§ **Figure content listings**
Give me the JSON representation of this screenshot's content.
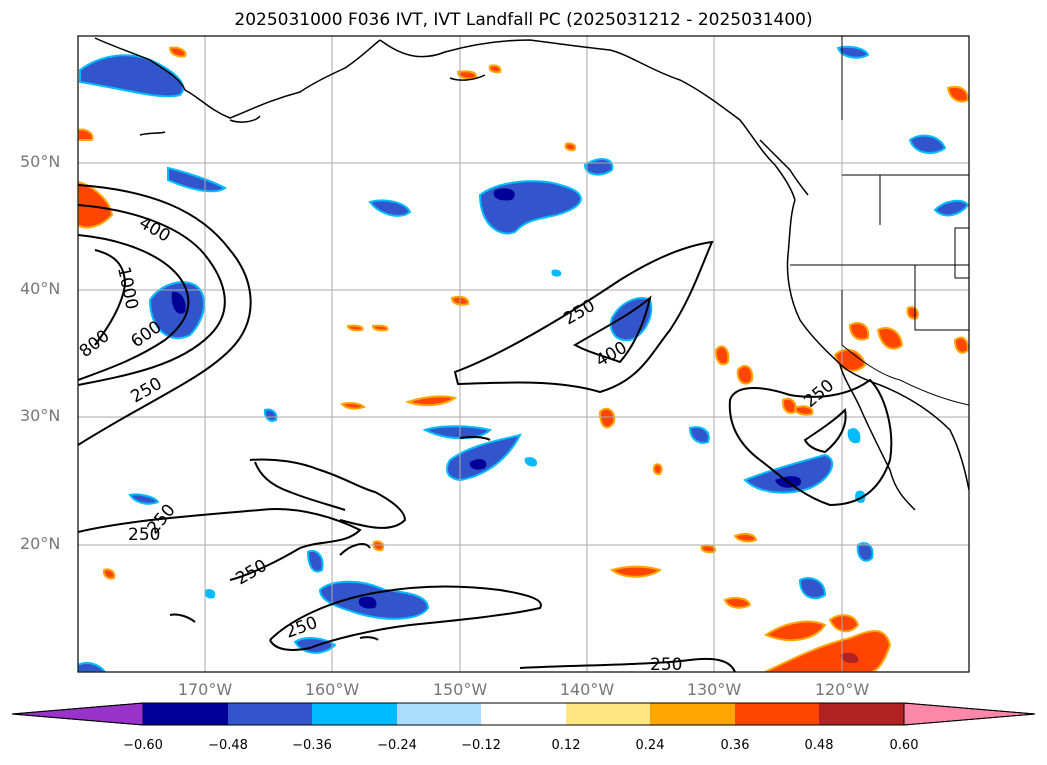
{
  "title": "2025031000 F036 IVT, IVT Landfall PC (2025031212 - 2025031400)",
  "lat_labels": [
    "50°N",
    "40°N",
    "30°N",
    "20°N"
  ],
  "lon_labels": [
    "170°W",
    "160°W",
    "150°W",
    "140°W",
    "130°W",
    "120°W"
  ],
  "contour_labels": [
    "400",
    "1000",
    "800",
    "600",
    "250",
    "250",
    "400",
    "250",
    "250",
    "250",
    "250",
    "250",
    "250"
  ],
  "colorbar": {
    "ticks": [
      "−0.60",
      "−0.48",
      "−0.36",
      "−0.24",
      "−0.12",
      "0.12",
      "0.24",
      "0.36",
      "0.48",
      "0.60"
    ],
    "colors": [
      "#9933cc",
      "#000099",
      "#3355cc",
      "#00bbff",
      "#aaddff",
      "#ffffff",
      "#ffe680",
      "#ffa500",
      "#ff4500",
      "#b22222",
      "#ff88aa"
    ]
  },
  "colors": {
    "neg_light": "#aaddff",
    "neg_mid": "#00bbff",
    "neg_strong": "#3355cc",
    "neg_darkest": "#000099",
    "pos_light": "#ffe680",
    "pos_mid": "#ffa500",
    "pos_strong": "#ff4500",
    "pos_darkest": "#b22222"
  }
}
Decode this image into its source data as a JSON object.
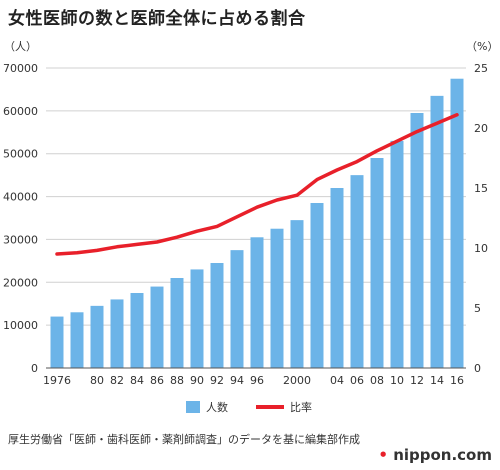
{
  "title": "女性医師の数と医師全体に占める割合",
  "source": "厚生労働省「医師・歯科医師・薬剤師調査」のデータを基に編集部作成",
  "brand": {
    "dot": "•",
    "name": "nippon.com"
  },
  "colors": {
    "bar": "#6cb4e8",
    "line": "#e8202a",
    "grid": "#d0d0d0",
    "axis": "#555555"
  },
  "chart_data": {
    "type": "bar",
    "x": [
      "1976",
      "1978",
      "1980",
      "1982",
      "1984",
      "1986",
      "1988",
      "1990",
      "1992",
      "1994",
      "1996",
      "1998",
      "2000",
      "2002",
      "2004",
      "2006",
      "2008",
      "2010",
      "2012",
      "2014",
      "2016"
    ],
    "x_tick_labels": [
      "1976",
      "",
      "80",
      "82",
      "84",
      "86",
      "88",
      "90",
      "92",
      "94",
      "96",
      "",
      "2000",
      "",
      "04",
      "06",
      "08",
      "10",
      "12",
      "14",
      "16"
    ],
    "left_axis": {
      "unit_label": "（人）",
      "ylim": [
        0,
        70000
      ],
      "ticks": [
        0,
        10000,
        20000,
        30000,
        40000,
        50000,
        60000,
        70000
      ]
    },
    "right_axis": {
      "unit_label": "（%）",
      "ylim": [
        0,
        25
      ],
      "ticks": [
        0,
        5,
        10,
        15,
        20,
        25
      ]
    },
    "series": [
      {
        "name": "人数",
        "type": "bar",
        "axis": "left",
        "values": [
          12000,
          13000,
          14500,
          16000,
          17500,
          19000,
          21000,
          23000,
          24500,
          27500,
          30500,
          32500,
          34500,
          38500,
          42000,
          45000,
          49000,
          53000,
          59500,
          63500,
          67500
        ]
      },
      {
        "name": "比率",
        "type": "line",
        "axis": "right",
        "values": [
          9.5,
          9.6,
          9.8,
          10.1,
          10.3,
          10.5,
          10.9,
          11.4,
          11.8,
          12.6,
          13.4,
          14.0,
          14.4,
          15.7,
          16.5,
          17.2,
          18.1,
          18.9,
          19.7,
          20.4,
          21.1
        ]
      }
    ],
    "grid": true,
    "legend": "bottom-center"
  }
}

==

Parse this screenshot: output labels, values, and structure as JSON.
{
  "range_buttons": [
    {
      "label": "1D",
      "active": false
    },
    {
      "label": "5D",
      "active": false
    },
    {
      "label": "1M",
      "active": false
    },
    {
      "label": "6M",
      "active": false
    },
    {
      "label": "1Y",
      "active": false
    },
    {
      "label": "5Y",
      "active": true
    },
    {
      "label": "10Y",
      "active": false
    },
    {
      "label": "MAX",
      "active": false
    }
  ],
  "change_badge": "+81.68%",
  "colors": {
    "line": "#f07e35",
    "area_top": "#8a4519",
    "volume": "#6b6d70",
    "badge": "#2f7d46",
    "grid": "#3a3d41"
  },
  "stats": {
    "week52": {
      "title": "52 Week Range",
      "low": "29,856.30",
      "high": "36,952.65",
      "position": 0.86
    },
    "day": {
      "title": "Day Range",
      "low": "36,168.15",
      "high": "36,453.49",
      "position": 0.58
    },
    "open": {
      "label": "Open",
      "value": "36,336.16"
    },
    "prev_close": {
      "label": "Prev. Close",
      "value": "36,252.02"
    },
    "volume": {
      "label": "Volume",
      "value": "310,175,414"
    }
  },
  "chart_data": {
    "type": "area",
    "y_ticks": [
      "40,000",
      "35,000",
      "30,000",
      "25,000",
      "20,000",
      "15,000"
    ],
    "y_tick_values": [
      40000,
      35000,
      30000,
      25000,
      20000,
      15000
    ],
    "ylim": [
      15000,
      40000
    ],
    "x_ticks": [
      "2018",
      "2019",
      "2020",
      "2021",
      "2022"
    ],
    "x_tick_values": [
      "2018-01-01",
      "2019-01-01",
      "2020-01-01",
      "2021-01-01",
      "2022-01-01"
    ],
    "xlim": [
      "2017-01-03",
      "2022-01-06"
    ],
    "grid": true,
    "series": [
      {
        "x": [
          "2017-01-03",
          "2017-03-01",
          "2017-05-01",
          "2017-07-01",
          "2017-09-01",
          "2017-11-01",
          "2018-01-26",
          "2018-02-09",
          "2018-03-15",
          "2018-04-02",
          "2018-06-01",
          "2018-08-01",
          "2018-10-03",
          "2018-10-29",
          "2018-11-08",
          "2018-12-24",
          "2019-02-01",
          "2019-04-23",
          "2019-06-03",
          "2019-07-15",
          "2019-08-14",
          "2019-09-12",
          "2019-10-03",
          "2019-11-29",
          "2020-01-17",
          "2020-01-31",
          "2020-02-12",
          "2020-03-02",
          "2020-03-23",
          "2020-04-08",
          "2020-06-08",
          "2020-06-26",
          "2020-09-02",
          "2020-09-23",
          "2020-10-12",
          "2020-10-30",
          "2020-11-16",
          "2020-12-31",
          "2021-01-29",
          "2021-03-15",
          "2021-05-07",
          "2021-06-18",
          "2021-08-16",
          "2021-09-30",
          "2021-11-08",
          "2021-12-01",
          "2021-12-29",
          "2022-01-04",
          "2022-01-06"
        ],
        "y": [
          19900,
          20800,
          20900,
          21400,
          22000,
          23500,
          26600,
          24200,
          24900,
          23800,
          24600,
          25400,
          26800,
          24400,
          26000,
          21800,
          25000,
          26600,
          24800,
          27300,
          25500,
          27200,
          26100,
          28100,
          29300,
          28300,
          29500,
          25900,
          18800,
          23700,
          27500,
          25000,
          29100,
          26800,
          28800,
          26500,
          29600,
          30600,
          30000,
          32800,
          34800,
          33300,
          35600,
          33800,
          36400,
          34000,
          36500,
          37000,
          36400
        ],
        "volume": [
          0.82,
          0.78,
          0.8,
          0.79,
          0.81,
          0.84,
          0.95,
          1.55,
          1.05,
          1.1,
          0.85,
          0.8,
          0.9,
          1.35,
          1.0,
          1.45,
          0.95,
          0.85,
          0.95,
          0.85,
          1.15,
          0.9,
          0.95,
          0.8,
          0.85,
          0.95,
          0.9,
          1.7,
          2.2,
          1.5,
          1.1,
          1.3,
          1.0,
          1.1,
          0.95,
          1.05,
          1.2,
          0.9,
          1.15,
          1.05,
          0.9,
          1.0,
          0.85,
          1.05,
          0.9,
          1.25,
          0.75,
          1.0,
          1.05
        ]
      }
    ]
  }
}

--

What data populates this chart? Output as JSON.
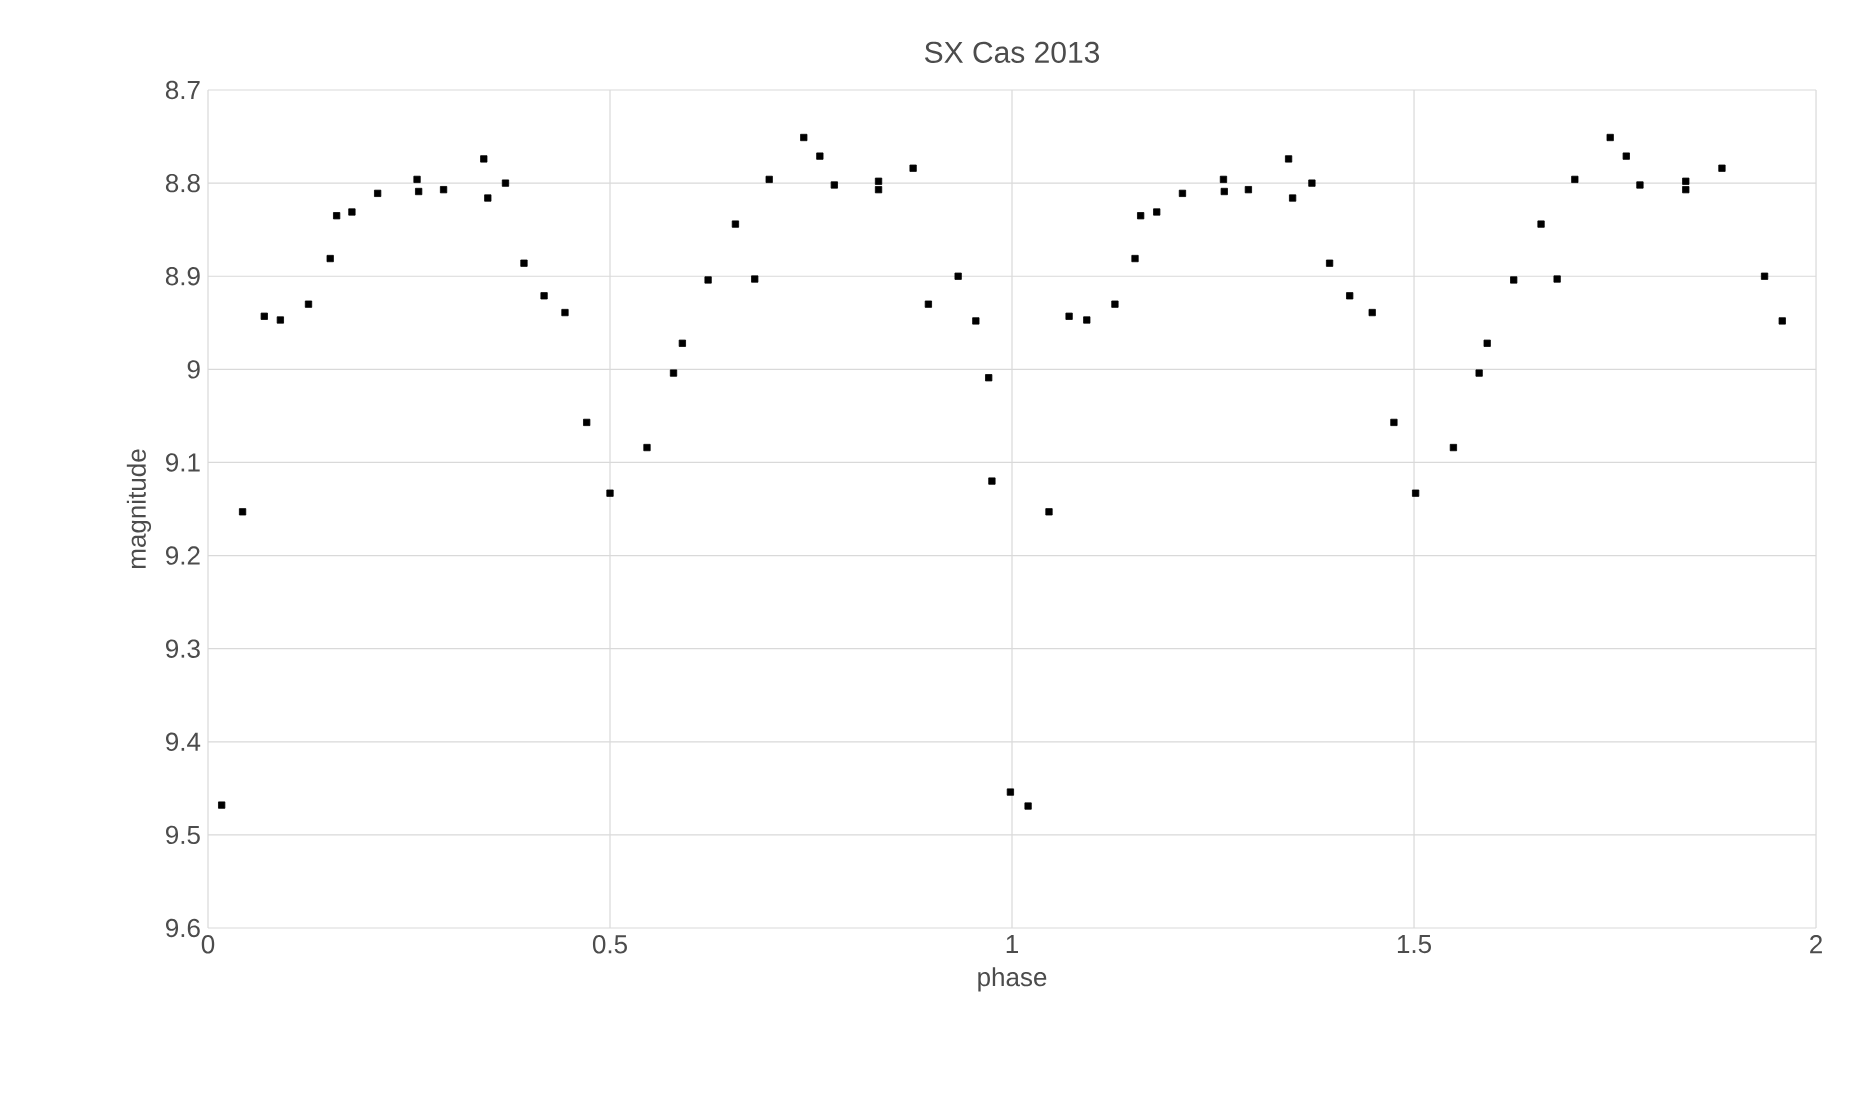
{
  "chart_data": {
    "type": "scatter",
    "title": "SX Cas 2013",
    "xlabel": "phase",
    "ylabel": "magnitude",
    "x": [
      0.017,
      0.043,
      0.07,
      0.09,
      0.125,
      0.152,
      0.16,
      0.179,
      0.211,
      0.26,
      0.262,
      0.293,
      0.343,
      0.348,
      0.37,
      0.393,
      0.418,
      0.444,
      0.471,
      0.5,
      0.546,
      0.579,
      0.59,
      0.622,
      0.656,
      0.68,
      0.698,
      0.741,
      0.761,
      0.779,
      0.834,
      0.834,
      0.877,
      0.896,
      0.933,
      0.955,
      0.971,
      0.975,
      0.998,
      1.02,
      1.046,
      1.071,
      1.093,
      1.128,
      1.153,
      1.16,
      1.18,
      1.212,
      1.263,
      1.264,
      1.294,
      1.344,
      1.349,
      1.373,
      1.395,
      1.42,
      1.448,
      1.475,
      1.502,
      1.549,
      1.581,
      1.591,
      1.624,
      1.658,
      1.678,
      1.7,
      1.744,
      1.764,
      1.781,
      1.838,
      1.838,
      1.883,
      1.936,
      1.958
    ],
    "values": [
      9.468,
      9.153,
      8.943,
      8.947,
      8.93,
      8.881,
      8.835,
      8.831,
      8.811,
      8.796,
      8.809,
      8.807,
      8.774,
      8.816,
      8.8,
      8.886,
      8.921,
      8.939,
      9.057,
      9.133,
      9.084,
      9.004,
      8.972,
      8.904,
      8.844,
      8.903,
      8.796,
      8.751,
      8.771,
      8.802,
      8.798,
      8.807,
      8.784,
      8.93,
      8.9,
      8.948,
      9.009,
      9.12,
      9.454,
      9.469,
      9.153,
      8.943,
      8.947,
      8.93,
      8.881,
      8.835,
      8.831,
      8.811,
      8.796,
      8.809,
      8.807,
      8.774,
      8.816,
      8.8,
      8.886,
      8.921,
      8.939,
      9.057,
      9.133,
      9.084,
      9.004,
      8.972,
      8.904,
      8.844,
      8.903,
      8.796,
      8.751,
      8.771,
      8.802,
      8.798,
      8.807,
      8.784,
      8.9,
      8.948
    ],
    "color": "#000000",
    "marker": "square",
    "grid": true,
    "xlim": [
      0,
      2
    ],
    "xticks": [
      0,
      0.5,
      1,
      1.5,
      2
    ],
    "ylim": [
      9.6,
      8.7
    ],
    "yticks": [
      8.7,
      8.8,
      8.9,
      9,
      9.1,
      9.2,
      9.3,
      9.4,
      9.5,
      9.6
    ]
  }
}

§ **Work to be completed**
All lines of the data above that include the word "source" must be shown.

§ **Correct output**
Decode this image into its source data as a JSON object.
  "source": "厚生労働省「医師・歯科医師・薬剤師調査」のデータを基に編集部作成",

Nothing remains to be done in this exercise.